Data records:
+++++

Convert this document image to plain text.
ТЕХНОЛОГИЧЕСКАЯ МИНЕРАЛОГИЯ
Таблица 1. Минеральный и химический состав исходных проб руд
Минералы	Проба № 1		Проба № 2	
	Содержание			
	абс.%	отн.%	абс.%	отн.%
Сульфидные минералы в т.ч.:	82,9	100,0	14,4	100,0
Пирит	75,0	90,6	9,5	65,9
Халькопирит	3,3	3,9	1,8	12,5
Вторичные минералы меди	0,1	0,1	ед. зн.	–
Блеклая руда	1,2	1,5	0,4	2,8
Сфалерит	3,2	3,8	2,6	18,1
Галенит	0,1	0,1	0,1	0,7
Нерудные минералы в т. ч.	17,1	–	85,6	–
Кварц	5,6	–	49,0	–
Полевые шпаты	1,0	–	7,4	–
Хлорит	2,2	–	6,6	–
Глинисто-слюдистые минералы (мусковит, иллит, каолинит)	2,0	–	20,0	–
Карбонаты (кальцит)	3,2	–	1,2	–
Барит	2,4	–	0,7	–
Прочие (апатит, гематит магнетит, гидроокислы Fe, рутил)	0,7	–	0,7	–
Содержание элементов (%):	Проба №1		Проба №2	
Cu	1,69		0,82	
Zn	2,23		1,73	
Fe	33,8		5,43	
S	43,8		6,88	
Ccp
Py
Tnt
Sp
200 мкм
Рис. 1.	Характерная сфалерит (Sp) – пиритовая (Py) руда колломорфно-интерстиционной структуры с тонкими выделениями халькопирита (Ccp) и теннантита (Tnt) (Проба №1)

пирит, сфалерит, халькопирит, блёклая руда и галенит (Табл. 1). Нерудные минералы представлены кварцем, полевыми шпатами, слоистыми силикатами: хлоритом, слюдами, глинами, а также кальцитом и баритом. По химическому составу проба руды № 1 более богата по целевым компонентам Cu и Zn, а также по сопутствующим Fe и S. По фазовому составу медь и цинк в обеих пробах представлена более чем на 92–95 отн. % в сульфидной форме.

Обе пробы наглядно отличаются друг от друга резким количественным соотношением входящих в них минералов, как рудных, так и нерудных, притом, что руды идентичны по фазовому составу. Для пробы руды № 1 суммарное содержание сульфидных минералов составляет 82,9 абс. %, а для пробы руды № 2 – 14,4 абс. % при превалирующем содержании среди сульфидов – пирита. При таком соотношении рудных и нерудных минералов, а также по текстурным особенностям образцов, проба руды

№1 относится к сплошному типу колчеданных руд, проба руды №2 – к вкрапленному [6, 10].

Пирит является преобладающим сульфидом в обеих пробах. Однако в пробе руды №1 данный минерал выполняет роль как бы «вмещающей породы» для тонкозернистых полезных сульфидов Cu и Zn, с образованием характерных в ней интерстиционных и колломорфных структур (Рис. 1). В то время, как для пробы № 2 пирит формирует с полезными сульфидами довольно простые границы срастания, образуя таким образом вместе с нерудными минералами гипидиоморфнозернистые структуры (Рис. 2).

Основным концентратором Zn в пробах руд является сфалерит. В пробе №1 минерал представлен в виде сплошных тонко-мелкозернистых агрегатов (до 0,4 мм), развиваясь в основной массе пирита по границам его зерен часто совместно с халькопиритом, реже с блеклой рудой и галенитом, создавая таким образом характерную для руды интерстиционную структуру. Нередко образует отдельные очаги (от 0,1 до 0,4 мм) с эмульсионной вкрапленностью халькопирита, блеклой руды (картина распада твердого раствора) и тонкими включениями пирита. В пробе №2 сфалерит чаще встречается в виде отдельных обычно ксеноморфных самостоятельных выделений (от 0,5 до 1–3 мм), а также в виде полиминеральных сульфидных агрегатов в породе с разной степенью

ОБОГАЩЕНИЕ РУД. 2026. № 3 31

+++++

YOUR OBJECTIVE> Each entry above needs to be retyped exactly.

COMPLETE RESPONSE>
Convert this document image to plain text.
ТЕХНОЛОГИЧЕСКАЯ МИНЕРАЛОГИЯ
Таблица 1. Минеральный и химический состав исходных проб руд
Минералы	Проба № 1		Проба № 2	
	Содержание			
	абс.%	отн.%	абс.%	отн.%
Сульфидные минералы в т.ч.:	82,9	100,0	14,4	100,0
Пирит	75,0	90,6	9,5	65,9
Халькопирит	3,3	3,9	1,8	12,5
Вторичные минералы меди	0,1	0,1	ед. зн.	–
Блеклая руда	1,2	1,5	0,4	2,8
Сфалерит	3,2	3,8	2,6	18,1
Галенит	0,1	0,1	0,1	0,7
Нерудные минералы в т. ч.	17,1	–	85,6	–
Кварц	5,6	–	49,0	–
Полевые шпаты	1,0	–	7,4	–
Хлорит	2,2	–	6,6	–
Глинисто-слюдистые минералы (мусковит, иллит, каолинит)	2,0	–	20,0	–
Карбонаты (кальцит)	3,2	–	1,2	–
Барит	2,4	–	0,7	–
Прочие (апатит, гематит магнетит, гидроокислы Fe, рутил)	0,7	–	0,7	–
Содержание элементов (%):	Проба №1		Проба №2	
Cu	1,69		0,82	
Zn	2,23		1,73	
Fe	33,8		5,43	
S	43,8		6,88	
Ccp
Py
Tnt
Sp
200 мкм
Рис. 1.	Характерная сфалерит (Sp) – пиритовая (Py) руда колломорфно-интерстиционной структуры с тонкими выделениями халькопирита (Ccp) и теннантита (Tnt) (Проба №1)

пирит, сфалерит, халькопирит, блёклая руда и галенит (Табл. 1). Нерудные минералы представлены кварцем, полевыми шпатами, слоистыми силикатами: хлоритом, слюдами, глинами, а также кальцитом и баритом. По химическому составу проба руды № 1 более богата по целевым компонентам Cu и Zn, а также по сопутствующим Fe и S. По фазовому составу медь и цинк в обеих пробах представлена более чем на 92–95 отн. % в сульфидной форме.

Обе пробы наглядно отличаются друг от друга резким количественным соотношением входящих в них минералов, как рудных, так и нерудных, притом, что руды идентичны по фазовому составу. Для пробы руды № 1 суммарное содержание сульфидных минералов составляет 82,9 абс. %, а для пробы руды № 2 – 14,4 абс. % при превалирующем содержании среди сульфидов – пирита. При таком соотношении рудных и нерудных минералов, а также по текстурным особенностям образцов, проба руды

№1 относится к сплошному типу колчеданных руд, проба руды №2 – к вкрапленному [6, 10].

Пирит является преобладающим сульфидом в обеих пробах. Однако в пробе руды №1 данный минерал выполняет роль как бы «вмещающей породы» для тонкозернистых полезных сульфидов Cu и Zn, с образованием характерных в ней интерстиционных и колломорфных структур (Рис. 1). В то время, как для пробы № 2 пирит формирует с полезными сульфидами довольно простые границы срастания, образуя таким образом вместе с нерудными минералами гипидиоморфнозернистые структуры (Рис. 2).

Основным концентратором Zn в пробах руд является сфалерит. В пробе №1 минерал представлен в виде сплошных тонко-мелкозернистых агрегатов (до 0,4 мм), развиваясь в основной массе пирита по границам его зерен часто совместно с халькопиритом, реже с блеклой рудой и галенитом, создавая таким образом характерную для руды интерстиционную структуру. Нередко образует отдельные очаги (от 0,1 до 0,4 мм) с эмульсионной вкрапленностью халькопирита, блеклой руды (картина распада твердого раствора) и тонкими включениями пирита. В пробе №2 сфалерит чаще встречается в виде отдельных обычно ксеноморфных самостоятельных выделений (от 0,5 до 1–3 мм), а также в виде полиминеральных сульфидных агрегатов в породе с разной степенью

ОБОГАЩЕНИЕ РУД. 2026. № 3 31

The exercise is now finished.